[Boxed element entries]
--- start ---

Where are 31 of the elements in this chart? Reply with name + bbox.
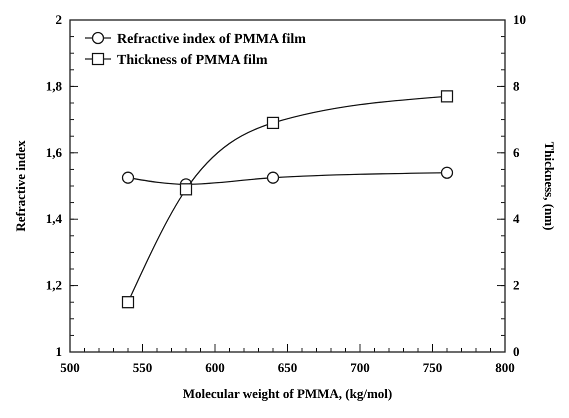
y-axis-title: Refractive index [13, 140, 28, 232]
x-tick-label: 800 [495, 360, 515, 375]
point [266, 172, 280, 184]
y2-axis-title: Thickness, (nm) [542, 142, 557, 230]
x-tick-label: 650 [278, 360, 298, 375]
y2-tick-label: 10 [513, 12, 526, 27]
point [266, 116, 280, 130]
y-tick-label: 1,2 [46, 278, 62, 293]
y-tick-label: 2 [56, 12, 62, 27]
legend-label: Thickness of PMMA film [117, 53, 268, 68]
y-tick-label: 1,6 [46, 144, 62, 160]
y2-tick-label: 6 [513, 144, 520, 160]
legend-label: Refractive index of PMMA film [117, 32, 306, 47]
point [180, 183, 192, 196]
x-axis-title: Molecular weight of PMMA, (kg/mol) [182, 386, 392, 401]
point [440, 166, 454, 179]
x-tick-label: 550 [132, 360, 152, 375]
y2-tick-label: 8 [513, 78, 520, 94]
y2-tick-label: 4 [513, 211, 520, 226]
x-tick-label: 700 [350, 360, 370, 375]
y-tick-label: 1 [56, 344, 62, 359]
x-tick-label: 500 [60, 360, 80, 375]
x-tick-label: 600 [205, 360, 225, 375]
y-tick-label: 1,4 [46, 211, 62, 226]
y-tick-label: 1,8 [46, 78, 62, 94]
y2-tick-label: 2 [513, 278, 520, 293]
y2-tick-label: 0 [513, 344, 520, 359]
x-tick-label: 750 [422, 360, 442, 375]
point [440, 90, 454, 103]
point [122, 296, 134, 308]
point [122, 172, 134, 184]
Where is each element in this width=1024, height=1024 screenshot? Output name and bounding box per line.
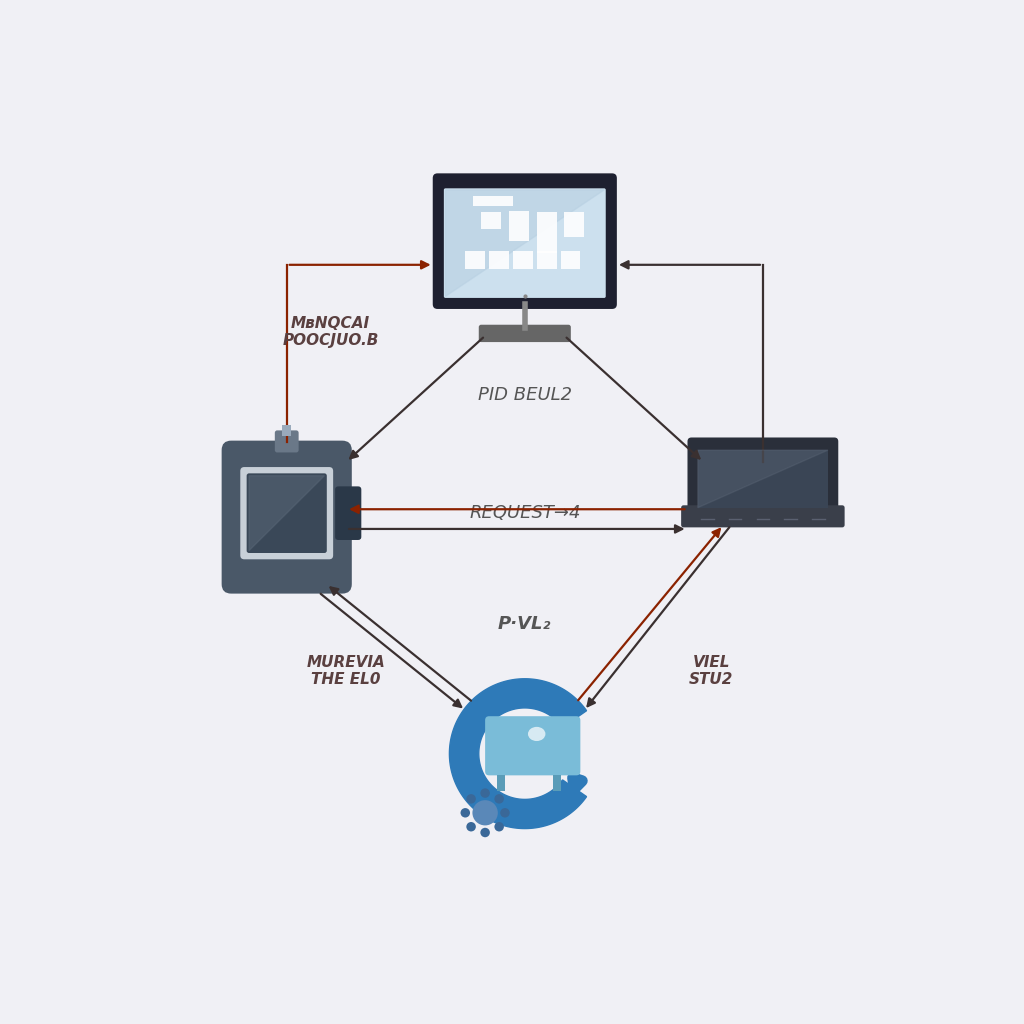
FancyBboxPatch shape: [485, 716, 581, 775]
FancyBboxPatch shape: [241, 467, 333, 559]
FancyBboxPatch shape: [681, 505, 845, 527]
FancyBboxPatch shape: [513, 252, 532, 268]
Text: MвNQCAI
POOCJUO.B: MвNQCAI POOCJUO.B: [283, 315, 379, 348]
FancyBboxPatch shape: [479, 325, 570, 342]
FancyBboxPatch shape: [473, 197, 513, 206]
Text: MUREVIA
THE EL0: MUREVIA THE EL0: [307, 654, 386, 687]
Circle shape: [480, 827, 489, 838]
Text: PID BEUL2: PID BEUL2: [478, 386, 571, 403]
FancyBboxPatch shape: [560, 252, 581, 268]
Circle shape: [500, 808, 510, 817]
FancyBboxPatch shape: [481, 212, 501, 229]
FancyBboxPatch shape: [247, 473, 327, 553]
FancyBboxPatch shape: [282, 425, 292, 436]
Text: VIEL
STU2: VIEL STU2: [689, 654, 733, 687]
FancyBboxPatch shape: [335, 486, 361, 540]
FancyBboxPatch shape: [687, 437, 839, 517]
Circle shape: [472, 800, 498, 825]
Circle shape: [461, 808, 470, 817]
FancyBboxPatch shape: [553, 775, 560, 792]
FancyBboxPatch shape: [537, 212, 557, 253]
FancyBboxPatch shape: [489, 252, 509, 268]
FancyBboxPatch shape: [465, 252, 485, 268]
Text: REQUEST→4: REQUEST→4: [469, 504, 581, 522]
FancyBboxPatch shape: [537, 252, 557, 268]
FancyBboxPatch shape: [274, 430, 299, 453]
Circle shape: [480, 788, 489, 798]
Polygon shape: [450, 679, 587, 828]
FancyBboxPatch shape: [433, 173, 616, 309]
FancyBboxPatch shape: [221, 440, 352, 594]
Polygon shape: [445, 189, 604, 296]
FancyBboxPatch shape: [697, 451, 828, 508]
Polygon shape: [249, 476, 325, 551]
FancyBboxPatch shape: [443, 188, 606, 298]
Circle shape: [495, 822, 504, 831]
Polygon shape: [697, 451, 828, 508]
FancyBboxPatch shape: [564, 212, 585, 238]
Circle shape: [495, 795, 504, 804]
FancyBboxPatch shape: [509, 211, 528, 242]
FancyBboxPatch shape: [497, 775, 505, 792]
Ellipse shape: [528, 727, 546, 741]
Circle shape: [466, 822, 476, 831]
Circle shape: [466, 795, 476, 804]
Text: P·VL₂: P·VL₂: [498, 614, 552, 633]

--- end ---

What the task asks: Pull out every line of the material above that contains the word "film", treating uppercase and lowercase as different.

Output below:
legend-label: Thickness of PMMA film [117, 53, 268, 68]
legend-label: Refractive index of PMMA film [117, 32, 306, 47]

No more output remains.